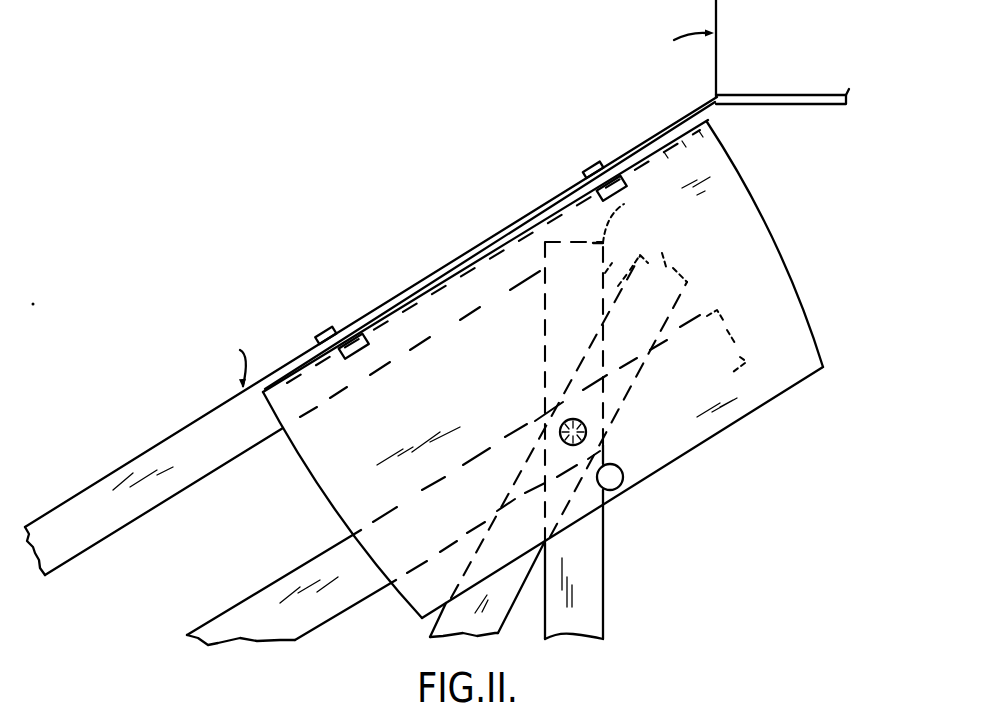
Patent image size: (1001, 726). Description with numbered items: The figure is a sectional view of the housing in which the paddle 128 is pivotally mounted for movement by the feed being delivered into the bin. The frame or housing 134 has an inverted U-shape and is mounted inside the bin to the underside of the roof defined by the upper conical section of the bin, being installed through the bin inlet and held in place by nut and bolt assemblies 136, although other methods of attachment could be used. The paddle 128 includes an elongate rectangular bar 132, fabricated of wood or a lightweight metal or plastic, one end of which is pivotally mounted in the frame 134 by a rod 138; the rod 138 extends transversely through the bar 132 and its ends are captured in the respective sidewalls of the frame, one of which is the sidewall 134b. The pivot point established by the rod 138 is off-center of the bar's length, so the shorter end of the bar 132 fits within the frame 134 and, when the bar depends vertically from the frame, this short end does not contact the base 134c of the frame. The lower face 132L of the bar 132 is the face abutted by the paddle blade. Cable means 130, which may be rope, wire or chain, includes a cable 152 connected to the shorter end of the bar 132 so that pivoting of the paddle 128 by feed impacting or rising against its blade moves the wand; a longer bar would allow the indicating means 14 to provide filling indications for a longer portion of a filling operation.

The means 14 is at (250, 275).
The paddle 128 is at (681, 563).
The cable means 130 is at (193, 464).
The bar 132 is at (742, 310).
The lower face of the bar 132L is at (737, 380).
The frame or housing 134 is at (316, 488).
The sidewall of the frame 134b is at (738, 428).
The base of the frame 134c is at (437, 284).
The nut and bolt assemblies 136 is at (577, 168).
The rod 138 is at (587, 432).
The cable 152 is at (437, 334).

--

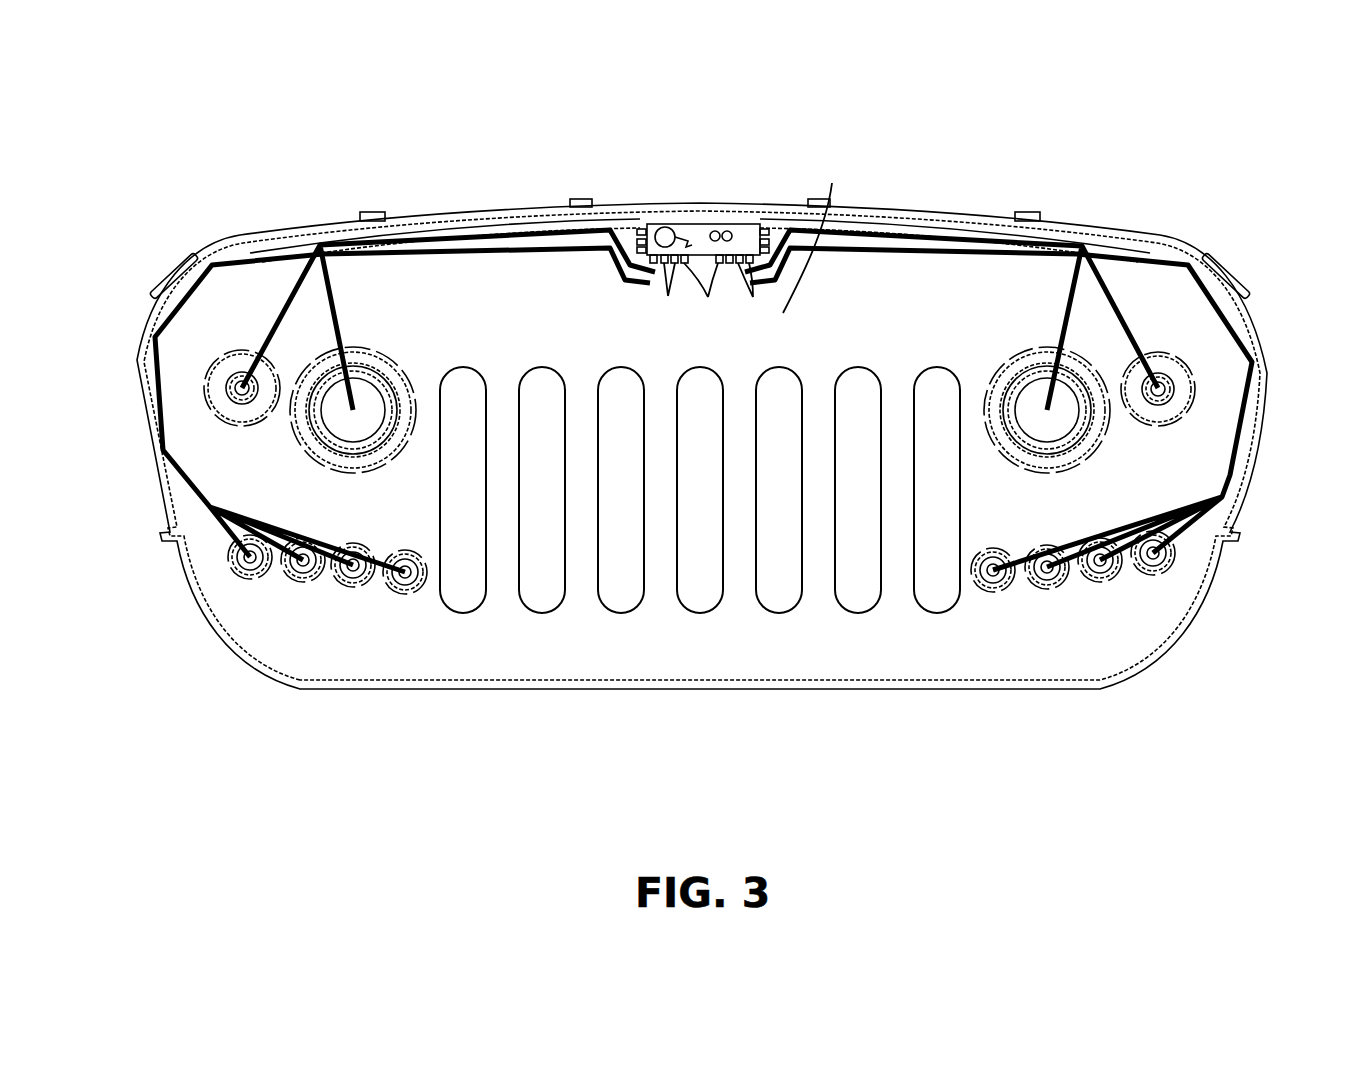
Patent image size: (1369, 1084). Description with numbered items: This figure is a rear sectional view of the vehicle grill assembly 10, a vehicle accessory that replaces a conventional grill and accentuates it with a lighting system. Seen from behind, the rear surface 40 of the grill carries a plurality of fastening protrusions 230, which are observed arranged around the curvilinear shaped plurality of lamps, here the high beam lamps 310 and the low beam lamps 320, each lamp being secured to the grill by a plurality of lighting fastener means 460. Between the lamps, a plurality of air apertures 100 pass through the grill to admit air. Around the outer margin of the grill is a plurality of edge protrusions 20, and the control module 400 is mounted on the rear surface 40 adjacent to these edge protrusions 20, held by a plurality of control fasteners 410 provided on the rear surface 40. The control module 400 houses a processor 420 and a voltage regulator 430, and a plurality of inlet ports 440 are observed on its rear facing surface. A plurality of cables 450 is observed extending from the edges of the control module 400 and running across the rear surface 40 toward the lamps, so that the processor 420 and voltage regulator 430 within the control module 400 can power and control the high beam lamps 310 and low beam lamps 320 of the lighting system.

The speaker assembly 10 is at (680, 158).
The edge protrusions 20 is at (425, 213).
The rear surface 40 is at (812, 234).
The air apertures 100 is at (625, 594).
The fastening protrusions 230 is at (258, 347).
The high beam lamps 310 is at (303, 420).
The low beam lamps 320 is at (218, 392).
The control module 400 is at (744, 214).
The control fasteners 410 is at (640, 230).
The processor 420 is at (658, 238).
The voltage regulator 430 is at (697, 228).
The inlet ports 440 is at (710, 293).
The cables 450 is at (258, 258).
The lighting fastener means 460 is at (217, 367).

---

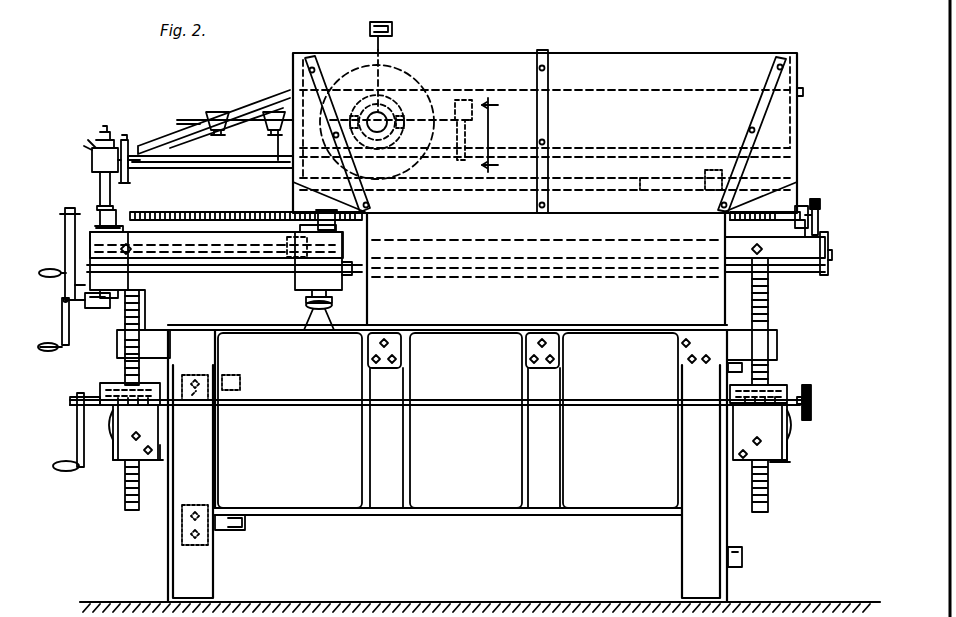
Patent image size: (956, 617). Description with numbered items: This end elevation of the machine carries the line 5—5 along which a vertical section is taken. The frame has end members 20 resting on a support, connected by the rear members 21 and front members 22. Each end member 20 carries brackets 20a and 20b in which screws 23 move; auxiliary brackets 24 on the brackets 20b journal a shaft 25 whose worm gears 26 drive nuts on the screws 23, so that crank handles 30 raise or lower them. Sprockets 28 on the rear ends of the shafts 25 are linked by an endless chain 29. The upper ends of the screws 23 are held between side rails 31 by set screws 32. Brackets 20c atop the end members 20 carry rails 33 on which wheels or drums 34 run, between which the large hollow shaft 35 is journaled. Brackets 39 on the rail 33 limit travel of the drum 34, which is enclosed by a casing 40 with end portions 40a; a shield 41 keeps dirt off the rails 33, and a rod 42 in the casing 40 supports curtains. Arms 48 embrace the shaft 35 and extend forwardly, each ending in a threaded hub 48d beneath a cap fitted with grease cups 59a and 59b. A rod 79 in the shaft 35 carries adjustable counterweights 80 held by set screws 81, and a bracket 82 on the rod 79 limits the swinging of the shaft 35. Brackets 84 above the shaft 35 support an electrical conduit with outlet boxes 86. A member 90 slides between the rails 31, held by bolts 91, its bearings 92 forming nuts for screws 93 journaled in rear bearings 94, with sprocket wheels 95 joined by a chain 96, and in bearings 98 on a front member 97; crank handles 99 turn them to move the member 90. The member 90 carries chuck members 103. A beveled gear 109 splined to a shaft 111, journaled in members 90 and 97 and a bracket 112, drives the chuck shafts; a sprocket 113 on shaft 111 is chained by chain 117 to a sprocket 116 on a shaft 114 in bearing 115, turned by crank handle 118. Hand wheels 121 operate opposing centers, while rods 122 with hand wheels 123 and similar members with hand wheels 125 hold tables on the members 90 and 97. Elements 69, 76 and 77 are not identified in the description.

* Given problem
Please set out the lines from the one containing "Patent image size: (1369, 1084)." up to and including the one containing "The lighting fastener" as a Markdown table with the columns Row and Line text. Number the rows and leave out blank lines.

* Solution for this problem
| Row | Line text |
|---|---|
| 1 | Patent image size: (1369, 1084). Description with numbered items: This figure is a rear sectional view of the vehicle grill assembly 10, a vehicle accessory that replaces a conventional grill and accentuates it with a lighting system. Seen from behind, the rear surface 40 of the grill carries a plurality of fastening protrusions 230, which are observed arranged around the curvilinear shaped plurality of lamps, here the high beam lamps 310 and the low beam lamps 320, each lamp being secured to the grill by a plurality of lighting fastener means 460. Between the lamps, a plurality of air apertures 100 pass through the grill to admit air. Around the outer margin of the grill is a plurality of edge protrusions 20, and the control module 400 is mounted on the rear surface 40 adjacent to these edge protrusions 20, held by a plurality of control fasteners 410 provided on the rear surface 40. The control module 400 houses a processor 420 and a voltage regulator 430, and a plurality of inlet ports 440 are observed on its rear facing surface. A plurality of cables 450 is observed extending from the edges of the control module 400 and running across the rear surface 40 toward the lamps, so that the processor 420 and voltage regulator 430 within the control module 400 can power and control the high beam lamps 310 and low beam lamps 320 of the lighting system. |
| 2 | The speaker assembly 10 is at (680, 158). |
| 3 | The edge protrusions 20 is at (425, 213). |
| 4 | The rear surface 40 is at (812, 234). |
| 5 | The air apertures 100 is at (625, 594). |
| 6 | The fastening protrusions 230 is at (258, 347). |
| 7 | The high beam lamps 310 is at (303, 420). |
| 8 | The low beam lamps 320 is at (218, 392). |
| 9 | The control module 400 is at (744, 214). |
| 10 | The control fasteners 410 is at (640, 230). |
| 11 | The processor 420 is at (658, 238). |
| 12 | The voltage regulator 430 is at (697, 228). |
| 13 | The inlet ports 440 is at (710, 293). |
| 14 | The cables 450 is at (258, 258). |
| 15 | The lighting fastener means 460 is at (217, 367). |